Recorded data
=======

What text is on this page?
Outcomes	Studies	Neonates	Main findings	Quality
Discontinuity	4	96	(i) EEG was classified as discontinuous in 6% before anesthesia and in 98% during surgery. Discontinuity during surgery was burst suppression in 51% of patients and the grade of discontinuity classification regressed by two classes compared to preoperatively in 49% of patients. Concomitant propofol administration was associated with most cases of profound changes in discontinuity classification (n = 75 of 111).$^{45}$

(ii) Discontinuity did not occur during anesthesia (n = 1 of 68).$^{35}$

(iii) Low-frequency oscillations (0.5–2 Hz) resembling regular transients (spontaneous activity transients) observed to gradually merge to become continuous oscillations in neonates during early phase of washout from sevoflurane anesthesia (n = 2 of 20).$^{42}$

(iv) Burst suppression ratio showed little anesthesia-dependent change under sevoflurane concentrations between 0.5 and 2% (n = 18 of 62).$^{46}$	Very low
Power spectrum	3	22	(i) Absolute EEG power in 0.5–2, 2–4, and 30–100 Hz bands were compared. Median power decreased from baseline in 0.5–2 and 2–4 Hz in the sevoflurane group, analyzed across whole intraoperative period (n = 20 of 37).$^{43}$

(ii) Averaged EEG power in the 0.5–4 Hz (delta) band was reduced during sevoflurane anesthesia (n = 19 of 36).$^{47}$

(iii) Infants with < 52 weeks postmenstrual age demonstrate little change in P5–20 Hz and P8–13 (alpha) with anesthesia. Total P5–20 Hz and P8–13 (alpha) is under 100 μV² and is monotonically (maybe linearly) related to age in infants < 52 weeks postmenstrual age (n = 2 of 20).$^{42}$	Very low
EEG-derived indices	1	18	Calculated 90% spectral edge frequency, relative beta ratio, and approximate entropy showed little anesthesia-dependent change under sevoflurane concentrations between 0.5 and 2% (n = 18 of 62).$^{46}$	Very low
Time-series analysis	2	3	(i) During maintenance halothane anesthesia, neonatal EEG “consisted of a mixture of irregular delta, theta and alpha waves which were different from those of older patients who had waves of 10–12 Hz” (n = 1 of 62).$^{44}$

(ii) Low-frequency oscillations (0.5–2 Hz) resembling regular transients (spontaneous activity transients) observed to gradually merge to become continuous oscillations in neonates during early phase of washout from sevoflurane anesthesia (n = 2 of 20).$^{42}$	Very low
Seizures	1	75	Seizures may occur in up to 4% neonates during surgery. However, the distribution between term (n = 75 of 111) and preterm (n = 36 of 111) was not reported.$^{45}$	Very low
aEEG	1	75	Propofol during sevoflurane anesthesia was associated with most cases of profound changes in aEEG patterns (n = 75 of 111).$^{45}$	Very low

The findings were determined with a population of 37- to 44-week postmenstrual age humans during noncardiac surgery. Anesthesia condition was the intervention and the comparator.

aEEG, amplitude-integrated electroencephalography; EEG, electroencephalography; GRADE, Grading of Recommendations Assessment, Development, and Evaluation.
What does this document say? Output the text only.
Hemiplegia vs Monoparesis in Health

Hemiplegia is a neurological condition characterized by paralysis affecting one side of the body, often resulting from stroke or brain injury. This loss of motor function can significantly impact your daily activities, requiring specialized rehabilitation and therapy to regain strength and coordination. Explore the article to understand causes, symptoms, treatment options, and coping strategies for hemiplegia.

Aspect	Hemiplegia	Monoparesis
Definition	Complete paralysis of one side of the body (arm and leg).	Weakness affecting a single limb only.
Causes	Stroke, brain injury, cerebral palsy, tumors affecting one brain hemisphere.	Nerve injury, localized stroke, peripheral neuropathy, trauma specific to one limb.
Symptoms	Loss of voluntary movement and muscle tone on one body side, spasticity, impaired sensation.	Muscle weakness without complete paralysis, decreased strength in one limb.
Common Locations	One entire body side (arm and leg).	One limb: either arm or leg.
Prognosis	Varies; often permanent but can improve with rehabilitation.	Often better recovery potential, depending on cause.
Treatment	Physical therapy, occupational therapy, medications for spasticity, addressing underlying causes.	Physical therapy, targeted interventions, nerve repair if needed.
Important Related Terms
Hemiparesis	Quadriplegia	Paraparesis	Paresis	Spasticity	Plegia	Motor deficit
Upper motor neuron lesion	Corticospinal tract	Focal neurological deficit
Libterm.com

=======

Your assignment
For each line in the data above that contains the string "from", extract the line.

Solution to the exercise
(iii) Low-frequency oscillations (0.5–2 Hz) resembling regular transients (spontaneous activity transients) observed to gradually merge to become continuous oscillations in neonates during early phase of washout from sevoflurane anesthesia (n = 2 of 20).$^{42}$
Power spectrum	3	22	(i) Absolute EEG power in 0.5–2, 2–4, and 30–100 Hz bands were compared. Median power decreased from baseline in 0.5–2 and 2–4 Hz in the sevoflurane group, analyzed across whole intraoperative period (n = 20 of 37).$^{43}$
Time-series analysis	2	3	(i) During maintenance halothane anesthesia, neonatal EEG “consisted of a mixture of irregular delta, theta and alpha waves which were different from those of older patients who had waves of 10–12 Hz” (n = 1 of 62).$^{44}$
(ii) Low-frequency oscillations (0.5–2 Hz) resembling regular transients (spontaneous activity transients) observed to gradually merge to become continuous oscillations in neonates during early phase of washout from sevoflurane anesthesia (n = 2 of 20).$^{42}$	Very low
Hemiplegia is a neurological condition characterized by paralysis affecting one side of the body, often resulting from stroke or brain injury. This loss of motor function can significantly impact your daily activities, requiring specialized rehabilitation and therapy to regain strength and coordination. Explore the article to understand causes, symptoms, treatment options, and coping strategies for hemiplegia.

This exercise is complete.